Mid-December I placed my order for the KRC components directly with KRC. I received everything in just a couple of days. The KRC setup includes a new water pump pulley with a second pulley for the power steering drive. I mounted everything up, and unfortunately immediately noted a problem. The power steering pump and the drive pulley on the water pump were over 1/2 inch misaligned. I’ll spare you the long version of the story and just give this hint: Buy the complete setup under part number 66302050. Don’t do what I did and buy the cast iron pump and engine mounting kit separately. If you do, you will get the wrong power steering pump pulley. After a couple calls to KRC, we figured out the problem, they shipped the right pulley, I returned the wrong one, and all was OK. It was all a little bit harder than it had to be though, and I’ll leave it at that. Buy the complete setup and you’ll be OK. Another hint. KRC is sold through various other outlets. I see the setup listed at Summit, Jegs, Pegasus, etc. And it seems to be a bit cheaper. Still apparently shipped directly from KRC.

OK, enough about that. On to the installation. Here’s all the pieces you get. The blue colored piece right in the middle of the picture is the flow control valve. Based on forum recommendations for the cast iron pump, I chose the #4 valve, which is flow rated at 1.66 GPM. The valve is mounted in the top of the pump, and has the -6 AN threads for the high pressure pump output. To change the valve, disconnect the hose, remove the valve, install the new valve, replace the hose. It's that simple.

- EXERCISE A
In the post about the KRC power steering setup:
(i) What part number does the writer recommend buying?
(ii) By how much were the power steering pump and the water pump drive pulley misaligned?
(iii) Which flow control valve did the writer choose, and what is its flow rating?
The listing that comes next is unrelated to the post about the KRC power steering setup.

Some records

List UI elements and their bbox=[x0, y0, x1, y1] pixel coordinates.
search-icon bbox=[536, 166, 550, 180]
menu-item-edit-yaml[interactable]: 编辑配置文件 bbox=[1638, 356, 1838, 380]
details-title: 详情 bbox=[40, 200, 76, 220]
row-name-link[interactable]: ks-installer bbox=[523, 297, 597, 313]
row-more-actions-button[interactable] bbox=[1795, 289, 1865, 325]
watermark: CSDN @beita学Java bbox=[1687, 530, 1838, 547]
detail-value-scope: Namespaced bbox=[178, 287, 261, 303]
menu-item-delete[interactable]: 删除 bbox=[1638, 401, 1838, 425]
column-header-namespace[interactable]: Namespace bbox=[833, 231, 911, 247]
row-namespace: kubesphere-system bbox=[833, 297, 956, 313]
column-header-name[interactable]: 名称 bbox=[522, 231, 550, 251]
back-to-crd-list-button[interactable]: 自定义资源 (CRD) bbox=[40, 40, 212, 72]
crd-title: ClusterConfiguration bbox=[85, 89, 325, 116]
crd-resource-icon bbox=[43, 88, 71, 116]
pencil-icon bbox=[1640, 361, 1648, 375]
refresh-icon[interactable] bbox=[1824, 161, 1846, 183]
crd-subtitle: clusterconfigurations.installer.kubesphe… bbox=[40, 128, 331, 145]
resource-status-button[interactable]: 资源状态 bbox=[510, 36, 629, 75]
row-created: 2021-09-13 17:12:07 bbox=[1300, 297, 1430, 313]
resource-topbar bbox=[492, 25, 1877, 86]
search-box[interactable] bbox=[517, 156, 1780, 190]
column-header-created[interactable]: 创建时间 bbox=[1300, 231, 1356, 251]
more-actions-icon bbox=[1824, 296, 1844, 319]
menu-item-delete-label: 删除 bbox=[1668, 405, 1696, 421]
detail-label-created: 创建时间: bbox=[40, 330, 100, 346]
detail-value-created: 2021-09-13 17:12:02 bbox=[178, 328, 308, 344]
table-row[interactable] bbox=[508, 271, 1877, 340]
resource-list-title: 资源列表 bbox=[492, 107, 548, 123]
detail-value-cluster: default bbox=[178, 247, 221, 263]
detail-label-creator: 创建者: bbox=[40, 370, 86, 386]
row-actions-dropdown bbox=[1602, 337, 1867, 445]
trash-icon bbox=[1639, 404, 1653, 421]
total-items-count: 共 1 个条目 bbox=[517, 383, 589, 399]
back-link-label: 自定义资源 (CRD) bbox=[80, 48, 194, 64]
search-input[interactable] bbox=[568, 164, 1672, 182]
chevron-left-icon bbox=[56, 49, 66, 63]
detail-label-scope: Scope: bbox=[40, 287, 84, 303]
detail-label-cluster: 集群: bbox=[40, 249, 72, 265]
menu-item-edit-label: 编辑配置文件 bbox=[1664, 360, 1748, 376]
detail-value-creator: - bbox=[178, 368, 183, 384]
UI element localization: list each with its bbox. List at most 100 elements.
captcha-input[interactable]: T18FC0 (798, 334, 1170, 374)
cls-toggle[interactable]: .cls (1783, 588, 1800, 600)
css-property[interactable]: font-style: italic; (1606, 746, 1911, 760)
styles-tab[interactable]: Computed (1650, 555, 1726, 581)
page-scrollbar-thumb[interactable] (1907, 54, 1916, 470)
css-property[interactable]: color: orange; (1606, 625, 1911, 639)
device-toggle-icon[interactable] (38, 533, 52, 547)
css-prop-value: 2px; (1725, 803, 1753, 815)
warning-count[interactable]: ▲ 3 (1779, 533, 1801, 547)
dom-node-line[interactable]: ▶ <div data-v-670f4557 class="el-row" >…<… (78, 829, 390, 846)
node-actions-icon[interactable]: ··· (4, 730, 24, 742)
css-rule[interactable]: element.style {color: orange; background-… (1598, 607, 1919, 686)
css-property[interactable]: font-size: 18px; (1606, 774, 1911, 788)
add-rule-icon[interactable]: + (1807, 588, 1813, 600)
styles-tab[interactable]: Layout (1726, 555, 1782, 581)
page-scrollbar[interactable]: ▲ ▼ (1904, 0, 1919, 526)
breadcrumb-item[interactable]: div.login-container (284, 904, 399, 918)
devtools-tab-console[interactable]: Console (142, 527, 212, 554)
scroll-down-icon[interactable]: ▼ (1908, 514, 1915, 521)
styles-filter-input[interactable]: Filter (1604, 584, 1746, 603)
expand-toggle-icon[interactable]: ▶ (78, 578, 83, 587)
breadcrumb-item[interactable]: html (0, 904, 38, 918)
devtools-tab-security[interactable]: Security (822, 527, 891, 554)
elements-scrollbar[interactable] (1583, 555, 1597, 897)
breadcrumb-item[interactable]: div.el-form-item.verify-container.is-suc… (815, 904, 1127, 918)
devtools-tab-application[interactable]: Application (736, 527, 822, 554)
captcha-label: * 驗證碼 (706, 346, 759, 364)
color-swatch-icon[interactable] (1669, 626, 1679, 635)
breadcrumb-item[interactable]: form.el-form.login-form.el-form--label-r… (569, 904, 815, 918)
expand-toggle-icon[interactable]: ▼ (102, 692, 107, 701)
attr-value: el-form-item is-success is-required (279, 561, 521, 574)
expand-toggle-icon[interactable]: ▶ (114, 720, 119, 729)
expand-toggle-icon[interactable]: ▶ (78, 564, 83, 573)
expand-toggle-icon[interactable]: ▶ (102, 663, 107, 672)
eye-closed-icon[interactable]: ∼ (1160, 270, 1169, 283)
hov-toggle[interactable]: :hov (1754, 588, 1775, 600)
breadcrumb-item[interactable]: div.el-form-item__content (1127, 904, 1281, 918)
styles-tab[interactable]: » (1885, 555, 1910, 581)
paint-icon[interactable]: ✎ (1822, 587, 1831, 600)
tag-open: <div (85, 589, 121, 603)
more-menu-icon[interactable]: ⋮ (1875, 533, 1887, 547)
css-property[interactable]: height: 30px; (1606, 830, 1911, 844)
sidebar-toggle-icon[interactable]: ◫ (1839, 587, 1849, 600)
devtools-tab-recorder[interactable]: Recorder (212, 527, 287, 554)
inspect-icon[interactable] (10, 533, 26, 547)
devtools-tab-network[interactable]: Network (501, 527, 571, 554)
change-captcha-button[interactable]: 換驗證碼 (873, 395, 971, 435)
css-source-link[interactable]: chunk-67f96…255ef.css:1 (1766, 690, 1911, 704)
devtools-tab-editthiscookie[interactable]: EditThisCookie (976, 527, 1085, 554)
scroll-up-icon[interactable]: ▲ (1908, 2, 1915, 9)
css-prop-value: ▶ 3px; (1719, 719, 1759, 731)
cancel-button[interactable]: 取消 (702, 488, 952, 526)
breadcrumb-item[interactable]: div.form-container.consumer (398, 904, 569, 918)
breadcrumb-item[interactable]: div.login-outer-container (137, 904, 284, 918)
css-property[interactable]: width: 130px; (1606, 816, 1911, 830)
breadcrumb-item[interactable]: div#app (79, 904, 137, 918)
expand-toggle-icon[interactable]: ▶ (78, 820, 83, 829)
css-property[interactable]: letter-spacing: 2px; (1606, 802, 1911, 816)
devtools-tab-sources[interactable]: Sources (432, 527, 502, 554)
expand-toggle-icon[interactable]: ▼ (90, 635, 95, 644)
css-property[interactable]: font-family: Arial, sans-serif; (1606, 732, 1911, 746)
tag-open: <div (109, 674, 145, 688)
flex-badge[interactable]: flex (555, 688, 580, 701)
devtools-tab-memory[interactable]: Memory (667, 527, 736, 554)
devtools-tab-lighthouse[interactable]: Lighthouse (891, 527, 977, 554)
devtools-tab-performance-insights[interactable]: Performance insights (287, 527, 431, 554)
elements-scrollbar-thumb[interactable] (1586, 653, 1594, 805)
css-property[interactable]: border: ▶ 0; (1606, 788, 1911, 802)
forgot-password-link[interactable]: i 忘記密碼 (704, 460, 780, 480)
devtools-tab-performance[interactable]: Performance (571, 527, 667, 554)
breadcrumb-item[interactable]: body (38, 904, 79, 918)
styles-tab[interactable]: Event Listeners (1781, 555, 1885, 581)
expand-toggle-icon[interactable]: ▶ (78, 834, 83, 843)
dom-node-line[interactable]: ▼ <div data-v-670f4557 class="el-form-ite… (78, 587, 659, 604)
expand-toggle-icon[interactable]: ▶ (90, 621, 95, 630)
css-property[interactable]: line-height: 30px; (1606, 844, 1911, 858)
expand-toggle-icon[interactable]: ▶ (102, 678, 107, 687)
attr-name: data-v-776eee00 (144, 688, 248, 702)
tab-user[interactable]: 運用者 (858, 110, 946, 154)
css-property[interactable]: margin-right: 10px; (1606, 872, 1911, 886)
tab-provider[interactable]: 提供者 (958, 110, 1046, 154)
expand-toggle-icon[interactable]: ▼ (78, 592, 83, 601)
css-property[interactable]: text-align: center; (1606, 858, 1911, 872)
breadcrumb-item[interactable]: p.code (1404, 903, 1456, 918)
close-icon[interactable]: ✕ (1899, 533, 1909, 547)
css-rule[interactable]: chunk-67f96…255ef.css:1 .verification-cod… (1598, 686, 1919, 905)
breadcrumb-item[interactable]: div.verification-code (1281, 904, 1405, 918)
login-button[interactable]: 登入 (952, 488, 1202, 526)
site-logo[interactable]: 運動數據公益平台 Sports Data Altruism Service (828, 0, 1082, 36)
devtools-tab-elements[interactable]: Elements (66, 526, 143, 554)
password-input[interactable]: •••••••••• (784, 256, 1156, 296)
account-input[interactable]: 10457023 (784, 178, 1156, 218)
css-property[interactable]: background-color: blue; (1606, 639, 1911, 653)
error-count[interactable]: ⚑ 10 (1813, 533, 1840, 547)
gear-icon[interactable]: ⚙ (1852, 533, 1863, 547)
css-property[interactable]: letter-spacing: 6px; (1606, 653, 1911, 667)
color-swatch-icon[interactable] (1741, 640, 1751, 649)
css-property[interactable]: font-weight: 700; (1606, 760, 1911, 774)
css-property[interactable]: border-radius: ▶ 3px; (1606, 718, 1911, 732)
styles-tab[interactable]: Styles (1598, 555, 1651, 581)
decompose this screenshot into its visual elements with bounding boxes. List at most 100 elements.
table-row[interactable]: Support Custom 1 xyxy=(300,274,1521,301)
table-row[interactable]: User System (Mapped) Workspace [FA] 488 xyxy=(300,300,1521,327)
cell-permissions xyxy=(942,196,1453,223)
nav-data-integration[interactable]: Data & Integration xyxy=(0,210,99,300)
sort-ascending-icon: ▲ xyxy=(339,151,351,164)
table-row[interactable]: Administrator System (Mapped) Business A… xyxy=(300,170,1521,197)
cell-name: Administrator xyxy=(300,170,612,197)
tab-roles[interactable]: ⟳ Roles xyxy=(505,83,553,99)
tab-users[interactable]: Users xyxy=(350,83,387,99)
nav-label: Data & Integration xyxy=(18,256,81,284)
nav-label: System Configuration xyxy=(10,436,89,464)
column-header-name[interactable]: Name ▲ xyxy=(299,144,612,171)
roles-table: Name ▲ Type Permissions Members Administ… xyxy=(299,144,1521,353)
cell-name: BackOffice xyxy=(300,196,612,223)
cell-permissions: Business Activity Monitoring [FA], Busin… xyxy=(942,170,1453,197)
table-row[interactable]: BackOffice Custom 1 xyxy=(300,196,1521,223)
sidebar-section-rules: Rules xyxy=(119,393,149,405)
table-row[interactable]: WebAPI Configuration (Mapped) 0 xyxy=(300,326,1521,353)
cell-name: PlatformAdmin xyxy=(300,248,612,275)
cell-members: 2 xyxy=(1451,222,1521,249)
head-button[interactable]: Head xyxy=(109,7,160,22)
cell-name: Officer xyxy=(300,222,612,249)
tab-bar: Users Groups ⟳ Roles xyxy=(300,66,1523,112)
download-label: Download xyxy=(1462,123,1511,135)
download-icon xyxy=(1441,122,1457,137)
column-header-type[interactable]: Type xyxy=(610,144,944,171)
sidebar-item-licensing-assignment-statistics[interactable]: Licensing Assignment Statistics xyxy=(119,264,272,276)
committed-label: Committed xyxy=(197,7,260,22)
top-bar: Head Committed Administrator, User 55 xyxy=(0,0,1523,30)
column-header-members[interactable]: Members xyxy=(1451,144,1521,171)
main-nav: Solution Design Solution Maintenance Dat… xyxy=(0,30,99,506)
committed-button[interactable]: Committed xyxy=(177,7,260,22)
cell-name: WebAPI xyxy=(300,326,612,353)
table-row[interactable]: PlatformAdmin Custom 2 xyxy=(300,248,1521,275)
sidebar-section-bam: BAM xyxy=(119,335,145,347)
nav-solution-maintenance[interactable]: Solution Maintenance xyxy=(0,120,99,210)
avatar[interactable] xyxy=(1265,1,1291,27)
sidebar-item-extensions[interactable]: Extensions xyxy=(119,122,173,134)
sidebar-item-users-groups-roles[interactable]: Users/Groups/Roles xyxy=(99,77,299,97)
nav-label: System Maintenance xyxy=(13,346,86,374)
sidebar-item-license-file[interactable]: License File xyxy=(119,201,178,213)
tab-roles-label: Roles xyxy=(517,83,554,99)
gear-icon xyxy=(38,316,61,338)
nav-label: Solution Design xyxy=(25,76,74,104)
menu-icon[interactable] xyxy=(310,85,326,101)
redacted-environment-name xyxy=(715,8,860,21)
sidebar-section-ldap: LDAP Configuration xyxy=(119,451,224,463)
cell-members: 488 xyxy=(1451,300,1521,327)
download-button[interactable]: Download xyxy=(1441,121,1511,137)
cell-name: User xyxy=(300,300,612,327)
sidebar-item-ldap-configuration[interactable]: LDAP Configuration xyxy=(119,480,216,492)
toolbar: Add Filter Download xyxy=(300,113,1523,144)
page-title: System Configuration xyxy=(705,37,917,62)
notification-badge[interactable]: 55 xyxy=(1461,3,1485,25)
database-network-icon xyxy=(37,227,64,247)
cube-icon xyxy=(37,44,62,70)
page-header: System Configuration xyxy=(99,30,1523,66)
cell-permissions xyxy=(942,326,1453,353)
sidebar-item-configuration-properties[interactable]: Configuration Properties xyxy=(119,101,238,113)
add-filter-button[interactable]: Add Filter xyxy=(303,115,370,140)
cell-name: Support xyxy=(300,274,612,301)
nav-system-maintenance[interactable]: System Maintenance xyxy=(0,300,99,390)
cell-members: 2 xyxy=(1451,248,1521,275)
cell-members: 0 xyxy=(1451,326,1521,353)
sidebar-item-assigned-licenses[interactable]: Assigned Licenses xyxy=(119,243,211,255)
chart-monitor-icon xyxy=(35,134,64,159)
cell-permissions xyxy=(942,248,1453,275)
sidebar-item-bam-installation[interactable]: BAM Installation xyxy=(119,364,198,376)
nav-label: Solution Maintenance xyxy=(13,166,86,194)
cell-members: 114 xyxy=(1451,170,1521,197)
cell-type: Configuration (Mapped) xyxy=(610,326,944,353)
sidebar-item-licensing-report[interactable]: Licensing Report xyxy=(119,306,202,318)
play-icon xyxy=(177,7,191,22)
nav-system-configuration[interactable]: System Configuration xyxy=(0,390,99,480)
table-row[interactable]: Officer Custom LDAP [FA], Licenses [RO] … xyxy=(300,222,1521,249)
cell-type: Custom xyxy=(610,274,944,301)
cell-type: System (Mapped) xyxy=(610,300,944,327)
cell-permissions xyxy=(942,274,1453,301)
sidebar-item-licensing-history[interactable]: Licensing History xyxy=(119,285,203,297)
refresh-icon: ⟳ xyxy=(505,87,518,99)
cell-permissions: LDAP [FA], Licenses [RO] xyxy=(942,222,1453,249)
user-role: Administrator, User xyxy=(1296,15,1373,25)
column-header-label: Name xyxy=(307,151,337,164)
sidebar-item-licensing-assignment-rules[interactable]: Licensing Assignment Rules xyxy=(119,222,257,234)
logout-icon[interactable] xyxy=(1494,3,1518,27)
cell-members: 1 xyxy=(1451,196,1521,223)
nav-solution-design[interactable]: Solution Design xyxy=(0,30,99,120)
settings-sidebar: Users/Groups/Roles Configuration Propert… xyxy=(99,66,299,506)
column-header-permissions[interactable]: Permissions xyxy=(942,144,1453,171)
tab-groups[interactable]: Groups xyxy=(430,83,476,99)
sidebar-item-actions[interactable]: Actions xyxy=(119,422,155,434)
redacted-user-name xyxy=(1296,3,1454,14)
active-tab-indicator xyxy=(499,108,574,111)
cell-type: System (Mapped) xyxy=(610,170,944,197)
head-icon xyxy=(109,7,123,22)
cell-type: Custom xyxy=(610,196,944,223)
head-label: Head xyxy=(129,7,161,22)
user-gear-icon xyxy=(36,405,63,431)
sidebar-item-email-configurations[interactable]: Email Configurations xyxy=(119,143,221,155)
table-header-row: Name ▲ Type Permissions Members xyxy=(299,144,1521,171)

- EXERCISE B
Can you return the lines of the listing from its first line through the line holding "36, 629, 75]", inclusive, reproduced character for character?

- CORRECT RESULT A
(i) 66302050
(ii) Over 1/2 inch
(iii) The #4 valve, rated at 1.66 GPM

- CORRECT RESULT B
List UI elements and their bbox=[x0, y0, x1, y1] pixel coordinates.
search-icon bbox=[536, 166, 550, 180]
menu-item-edit-yaml[interactable]: 编辑配置文件 bbox=[1638, 356, 1838, 380]
details-title: 详情 bbox=[40, 200, 76, 220]
row-name-link[interactable]: ks-installer bbox=[523, 297, 597, 313]
row-more-actions-button[interactable] bbox=[1795, 289, 1865, 325]
watermark: CSDN @beita学Java bbox=[1687, 530, 1838, 547]
detail-value-scope: Namespaced bbox=[178, 287, 261, 303]
menu-item-delete[interactable]: 删除 bbox=[1638, 401, 1838, 425]
column-header-namespace[interactable]: Namespace bbox=[833, 231, 911, 247]
row-namespace: kubesphere-system bbox=[833, 297, 956, 313]
column-header-name[interactable]: 名称 bbox=[522, 231, 550, 251]
back-to-crd-list-button[interactable]: 自定义资源 (CRD) bbox=[40, 40, 212, 72]
crd-title: ClusterConfiguration bbox=[85, 89, 325, 116]
crd-resource-icon bbox=[43, 88, 71, 116]
pencil-icon bbox=[1640, 361, 1648, 375]
refresh-icon[interactable] bbox=[1824, 161, 1846, 183]
crd-subtitle: clusterconfigurations.installer.kubesphe… bbox=[40, 128, 331, 145]
resource-status-button[interactable]: 资源状态 bbox=[510, 36, 629, 75]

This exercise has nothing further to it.